━━━ Material for this exercise ━━━

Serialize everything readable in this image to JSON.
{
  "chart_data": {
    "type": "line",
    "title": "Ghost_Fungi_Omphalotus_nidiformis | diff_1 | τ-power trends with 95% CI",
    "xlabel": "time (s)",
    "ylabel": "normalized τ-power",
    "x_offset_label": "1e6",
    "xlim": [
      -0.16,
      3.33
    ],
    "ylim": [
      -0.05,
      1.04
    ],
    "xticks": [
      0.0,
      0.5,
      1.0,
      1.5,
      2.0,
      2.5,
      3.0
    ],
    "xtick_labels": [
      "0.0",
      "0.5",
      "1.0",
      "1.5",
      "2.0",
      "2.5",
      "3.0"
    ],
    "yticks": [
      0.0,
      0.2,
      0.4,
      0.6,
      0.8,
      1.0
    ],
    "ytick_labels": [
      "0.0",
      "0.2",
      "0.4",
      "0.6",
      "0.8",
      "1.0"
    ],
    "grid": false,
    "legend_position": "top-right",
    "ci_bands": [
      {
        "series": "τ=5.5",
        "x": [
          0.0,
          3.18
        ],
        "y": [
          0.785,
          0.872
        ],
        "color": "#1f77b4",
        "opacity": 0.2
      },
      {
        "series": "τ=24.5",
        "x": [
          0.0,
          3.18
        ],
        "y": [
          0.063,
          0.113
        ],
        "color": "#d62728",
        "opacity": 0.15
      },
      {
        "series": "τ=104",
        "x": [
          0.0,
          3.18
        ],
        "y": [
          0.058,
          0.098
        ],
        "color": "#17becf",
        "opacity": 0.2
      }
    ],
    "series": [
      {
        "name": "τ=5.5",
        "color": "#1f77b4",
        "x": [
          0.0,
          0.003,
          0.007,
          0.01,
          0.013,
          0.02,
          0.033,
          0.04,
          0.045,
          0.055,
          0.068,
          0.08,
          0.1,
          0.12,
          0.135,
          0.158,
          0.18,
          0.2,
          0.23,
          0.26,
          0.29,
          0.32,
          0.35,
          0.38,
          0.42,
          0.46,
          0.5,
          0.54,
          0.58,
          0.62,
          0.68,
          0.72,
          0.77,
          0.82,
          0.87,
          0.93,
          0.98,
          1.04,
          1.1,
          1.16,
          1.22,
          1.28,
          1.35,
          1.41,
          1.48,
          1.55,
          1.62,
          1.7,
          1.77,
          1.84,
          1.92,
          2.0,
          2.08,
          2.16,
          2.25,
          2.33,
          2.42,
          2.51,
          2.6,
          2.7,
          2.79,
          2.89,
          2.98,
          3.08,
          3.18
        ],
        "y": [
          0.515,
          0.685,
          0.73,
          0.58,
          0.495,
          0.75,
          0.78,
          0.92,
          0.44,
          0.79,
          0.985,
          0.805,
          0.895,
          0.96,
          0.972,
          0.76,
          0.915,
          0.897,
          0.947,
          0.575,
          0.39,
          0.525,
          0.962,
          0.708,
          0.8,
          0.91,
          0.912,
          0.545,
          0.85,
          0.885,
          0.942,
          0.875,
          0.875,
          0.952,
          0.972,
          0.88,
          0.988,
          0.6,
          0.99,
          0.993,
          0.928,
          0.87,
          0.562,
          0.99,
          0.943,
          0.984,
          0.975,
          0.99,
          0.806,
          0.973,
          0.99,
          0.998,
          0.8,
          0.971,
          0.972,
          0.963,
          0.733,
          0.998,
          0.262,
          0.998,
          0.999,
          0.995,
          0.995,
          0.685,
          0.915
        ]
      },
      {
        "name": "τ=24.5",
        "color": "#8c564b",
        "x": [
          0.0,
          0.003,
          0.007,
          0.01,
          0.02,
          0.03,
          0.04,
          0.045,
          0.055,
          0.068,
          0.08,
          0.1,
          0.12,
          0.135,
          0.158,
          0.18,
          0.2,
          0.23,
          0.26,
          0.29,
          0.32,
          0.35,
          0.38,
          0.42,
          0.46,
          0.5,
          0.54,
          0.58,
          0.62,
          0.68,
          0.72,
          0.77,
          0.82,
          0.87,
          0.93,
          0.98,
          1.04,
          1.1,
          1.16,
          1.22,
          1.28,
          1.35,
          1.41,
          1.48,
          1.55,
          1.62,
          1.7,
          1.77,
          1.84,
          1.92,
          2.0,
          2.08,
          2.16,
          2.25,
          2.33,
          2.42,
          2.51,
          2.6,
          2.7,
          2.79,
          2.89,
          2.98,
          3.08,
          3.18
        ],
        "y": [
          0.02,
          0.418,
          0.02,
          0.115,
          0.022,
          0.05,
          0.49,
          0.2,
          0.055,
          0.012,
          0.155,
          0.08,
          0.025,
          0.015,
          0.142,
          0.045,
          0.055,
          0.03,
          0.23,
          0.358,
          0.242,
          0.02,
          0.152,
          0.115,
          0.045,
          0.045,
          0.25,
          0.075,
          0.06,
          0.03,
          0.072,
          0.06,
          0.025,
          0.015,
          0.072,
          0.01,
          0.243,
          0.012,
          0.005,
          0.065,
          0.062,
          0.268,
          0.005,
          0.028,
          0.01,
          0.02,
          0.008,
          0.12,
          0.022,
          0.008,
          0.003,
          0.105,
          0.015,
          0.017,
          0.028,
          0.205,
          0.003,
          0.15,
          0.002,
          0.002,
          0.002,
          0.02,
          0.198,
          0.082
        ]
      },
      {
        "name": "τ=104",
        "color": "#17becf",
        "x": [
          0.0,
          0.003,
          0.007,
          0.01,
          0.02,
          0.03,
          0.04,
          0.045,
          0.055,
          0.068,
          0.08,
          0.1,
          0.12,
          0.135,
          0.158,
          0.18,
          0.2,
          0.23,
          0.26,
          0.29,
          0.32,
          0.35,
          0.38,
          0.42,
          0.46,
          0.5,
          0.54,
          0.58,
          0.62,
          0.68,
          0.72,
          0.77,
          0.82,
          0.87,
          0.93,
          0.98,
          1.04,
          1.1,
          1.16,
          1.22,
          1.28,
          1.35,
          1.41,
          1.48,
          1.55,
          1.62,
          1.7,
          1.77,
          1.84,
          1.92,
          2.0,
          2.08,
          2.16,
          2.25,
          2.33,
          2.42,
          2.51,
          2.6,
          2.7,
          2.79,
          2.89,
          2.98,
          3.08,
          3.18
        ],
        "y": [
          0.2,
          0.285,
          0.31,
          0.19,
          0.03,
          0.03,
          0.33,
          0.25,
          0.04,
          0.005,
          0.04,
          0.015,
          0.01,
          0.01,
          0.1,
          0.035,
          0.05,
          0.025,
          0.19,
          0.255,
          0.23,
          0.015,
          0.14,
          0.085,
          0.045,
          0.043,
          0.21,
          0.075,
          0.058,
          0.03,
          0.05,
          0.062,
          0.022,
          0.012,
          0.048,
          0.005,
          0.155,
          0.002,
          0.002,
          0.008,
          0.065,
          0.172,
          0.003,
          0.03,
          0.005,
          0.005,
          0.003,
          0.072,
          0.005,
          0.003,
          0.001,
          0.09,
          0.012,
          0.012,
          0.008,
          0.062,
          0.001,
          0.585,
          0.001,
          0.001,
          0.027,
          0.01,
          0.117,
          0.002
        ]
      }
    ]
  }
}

━━━

Where does the word "series" appear in the listing? List each line that holds it.

Correct result:
        "series": "τ=5.5",
        "series": "τ=24.5",
        "series": "τ=104",
    "series": [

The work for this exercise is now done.